SHORT TASK: Identify, in the records below, every line where the string "TradingView" appears, and copy each such line.

MATERIAL FOR THIS EXERCISE:
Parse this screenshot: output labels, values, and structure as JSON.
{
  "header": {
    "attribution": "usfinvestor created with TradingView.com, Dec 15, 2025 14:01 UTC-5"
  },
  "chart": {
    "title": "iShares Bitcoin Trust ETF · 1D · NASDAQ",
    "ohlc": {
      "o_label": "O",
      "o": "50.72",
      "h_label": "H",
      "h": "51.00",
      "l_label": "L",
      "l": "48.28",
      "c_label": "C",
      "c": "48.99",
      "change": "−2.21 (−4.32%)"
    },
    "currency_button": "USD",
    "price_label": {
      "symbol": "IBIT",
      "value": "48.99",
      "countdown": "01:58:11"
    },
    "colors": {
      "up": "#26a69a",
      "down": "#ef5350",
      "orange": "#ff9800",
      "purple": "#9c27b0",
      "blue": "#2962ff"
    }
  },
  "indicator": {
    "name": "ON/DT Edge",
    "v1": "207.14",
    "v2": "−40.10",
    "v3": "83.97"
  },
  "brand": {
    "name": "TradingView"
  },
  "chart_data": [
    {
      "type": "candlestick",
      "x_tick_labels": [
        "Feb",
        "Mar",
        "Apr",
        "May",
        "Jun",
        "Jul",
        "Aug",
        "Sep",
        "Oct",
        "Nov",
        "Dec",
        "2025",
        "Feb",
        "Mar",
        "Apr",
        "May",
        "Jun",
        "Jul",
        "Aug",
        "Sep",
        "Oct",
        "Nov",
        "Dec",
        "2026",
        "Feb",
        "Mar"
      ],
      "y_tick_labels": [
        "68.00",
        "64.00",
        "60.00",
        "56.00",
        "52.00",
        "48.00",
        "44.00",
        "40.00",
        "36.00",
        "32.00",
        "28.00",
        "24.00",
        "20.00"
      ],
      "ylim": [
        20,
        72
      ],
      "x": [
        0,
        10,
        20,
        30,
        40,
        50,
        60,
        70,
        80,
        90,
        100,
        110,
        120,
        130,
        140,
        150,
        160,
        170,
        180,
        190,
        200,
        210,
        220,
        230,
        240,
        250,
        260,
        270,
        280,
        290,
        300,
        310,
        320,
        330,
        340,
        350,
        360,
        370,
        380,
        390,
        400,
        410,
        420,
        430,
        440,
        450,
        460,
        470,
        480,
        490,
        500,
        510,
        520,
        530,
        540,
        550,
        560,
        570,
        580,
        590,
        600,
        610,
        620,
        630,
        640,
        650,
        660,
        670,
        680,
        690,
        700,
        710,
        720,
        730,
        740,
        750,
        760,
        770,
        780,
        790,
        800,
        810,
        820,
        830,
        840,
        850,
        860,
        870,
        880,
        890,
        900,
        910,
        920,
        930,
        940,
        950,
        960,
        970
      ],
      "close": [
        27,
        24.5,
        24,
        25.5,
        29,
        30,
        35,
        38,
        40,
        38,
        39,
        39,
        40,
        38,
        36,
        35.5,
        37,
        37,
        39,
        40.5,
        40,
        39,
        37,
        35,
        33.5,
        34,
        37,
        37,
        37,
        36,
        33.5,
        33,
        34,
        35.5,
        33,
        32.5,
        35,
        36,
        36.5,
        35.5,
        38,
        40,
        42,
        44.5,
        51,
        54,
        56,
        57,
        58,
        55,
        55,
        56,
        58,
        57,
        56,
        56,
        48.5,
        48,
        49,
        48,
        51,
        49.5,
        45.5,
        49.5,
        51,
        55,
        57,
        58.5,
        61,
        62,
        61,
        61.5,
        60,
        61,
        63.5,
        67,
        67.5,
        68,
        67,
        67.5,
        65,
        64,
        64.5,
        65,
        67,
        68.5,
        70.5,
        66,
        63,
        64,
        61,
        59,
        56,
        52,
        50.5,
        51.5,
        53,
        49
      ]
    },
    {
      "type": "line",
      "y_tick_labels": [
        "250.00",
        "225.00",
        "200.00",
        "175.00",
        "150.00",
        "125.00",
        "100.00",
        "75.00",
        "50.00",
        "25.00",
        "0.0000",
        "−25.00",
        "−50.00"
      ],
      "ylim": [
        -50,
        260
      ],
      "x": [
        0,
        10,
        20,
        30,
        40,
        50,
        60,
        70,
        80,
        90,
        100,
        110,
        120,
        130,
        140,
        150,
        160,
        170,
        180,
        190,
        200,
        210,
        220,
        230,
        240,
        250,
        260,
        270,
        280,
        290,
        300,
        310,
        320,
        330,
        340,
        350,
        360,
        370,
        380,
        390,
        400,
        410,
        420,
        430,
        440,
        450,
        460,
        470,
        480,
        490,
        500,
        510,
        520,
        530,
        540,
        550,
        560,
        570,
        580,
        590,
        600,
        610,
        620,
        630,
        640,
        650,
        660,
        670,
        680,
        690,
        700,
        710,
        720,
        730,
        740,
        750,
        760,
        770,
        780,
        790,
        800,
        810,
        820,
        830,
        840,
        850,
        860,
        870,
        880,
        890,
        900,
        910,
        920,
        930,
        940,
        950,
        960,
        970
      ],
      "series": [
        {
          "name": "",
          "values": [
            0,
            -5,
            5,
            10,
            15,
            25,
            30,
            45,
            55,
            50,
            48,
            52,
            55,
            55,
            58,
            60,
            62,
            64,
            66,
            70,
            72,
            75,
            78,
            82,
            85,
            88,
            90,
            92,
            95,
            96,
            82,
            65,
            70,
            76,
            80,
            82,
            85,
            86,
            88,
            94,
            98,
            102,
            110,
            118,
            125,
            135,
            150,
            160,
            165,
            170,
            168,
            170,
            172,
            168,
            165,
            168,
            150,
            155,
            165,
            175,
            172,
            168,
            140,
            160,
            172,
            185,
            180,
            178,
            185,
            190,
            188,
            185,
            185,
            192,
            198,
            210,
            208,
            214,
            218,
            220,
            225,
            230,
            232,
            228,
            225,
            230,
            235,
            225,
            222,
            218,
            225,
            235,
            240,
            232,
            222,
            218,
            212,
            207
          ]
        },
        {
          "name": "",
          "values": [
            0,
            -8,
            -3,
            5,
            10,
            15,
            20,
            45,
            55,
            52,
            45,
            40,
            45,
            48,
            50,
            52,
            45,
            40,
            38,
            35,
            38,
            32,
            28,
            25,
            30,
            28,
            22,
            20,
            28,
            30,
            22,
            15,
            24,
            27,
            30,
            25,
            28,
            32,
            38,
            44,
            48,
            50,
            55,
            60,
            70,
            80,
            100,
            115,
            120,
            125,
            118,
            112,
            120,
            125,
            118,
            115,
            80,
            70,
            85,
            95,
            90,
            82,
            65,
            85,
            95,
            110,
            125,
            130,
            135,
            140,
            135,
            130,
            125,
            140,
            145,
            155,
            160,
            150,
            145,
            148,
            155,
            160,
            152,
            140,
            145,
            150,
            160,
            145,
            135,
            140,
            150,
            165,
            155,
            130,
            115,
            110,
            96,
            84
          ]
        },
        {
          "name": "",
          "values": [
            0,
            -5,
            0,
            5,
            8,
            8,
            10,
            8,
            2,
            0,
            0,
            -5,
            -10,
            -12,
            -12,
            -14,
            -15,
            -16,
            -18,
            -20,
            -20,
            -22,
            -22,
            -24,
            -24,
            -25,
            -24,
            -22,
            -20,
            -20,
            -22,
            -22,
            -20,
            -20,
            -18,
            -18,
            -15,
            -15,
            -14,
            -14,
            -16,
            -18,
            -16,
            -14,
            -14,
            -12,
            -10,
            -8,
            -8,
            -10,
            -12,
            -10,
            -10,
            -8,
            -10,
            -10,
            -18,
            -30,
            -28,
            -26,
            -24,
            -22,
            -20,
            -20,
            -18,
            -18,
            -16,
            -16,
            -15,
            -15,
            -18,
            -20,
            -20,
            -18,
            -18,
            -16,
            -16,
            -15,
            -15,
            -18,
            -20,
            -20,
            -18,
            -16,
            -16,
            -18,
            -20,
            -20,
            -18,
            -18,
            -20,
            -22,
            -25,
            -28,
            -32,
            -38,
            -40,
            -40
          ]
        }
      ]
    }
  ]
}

COMPLETE RESPONSE:
    "attribution": "usfinvestor created with TradingView.com, Dec 15, 2025 14:01 UTC-5"
    "name": "TradingView"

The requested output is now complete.